►

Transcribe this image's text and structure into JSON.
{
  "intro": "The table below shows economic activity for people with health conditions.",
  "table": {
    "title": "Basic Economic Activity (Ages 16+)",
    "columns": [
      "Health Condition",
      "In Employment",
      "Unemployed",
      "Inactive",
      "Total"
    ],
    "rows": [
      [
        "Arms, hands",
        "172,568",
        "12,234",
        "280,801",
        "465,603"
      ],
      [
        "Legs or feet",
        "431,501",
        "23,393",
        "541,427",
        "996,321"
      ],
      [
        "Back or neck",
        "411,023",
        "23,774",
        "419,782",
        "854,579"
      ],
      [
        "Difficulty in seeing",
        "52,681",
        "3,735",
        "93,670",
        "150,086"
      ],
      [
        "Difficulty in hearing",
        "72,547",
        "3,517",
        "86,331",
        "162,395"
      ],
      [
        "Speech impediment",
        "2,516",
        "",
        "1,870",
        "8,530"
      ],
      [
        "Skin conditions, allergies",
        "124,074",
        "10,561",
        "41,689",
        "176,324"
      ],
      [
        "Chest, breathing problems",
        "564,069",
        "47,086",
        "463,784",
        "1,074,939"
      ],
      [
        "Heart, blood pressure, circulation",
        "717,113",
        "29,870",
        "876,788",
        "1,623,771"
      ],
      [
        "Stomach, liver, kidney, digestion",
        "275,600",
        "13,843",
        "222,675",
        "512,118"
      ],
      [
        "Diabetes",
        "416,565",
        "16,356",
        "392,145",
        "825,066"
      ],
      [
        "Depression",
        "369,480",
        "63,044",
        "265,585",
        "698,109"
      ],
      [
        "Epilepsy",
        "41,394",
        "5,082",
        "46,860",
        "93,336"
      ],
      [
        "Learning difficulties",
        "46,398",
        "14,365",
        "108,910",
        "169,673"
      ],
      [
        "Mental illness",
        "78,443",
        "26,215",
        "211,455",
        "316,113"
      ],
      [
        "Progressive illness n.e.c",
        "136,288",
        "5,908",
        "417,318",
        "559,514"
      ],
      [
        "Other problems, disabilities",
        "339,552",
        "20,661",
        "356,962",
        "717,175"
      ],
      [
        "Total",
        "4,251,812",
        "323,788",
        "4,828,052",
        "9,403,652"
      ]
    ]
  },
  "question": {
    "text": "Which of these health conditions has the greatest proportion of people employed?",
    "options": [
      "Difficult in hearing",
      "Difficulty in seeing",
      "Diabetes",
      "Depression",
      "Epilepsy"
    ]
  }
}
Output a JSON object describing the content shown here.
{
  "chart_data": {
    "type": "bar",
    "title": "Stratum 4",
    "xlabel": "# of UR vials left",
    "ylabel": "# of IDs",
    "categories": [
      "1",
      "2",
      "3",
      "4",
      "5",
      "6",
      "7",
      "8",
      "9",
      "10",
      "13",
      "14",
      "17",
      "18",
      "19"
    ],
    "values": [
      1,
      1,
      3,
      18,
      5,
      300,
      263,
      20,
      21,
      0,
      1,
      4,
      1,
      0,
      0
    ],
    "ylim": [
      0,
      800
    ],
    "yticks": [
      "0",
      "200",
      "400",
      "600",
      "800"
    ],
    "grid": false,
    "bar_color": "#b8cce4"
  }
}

◄

• Goal
Among the entries above, how many lines include the word "text"? Reply with the number only.

• The output
2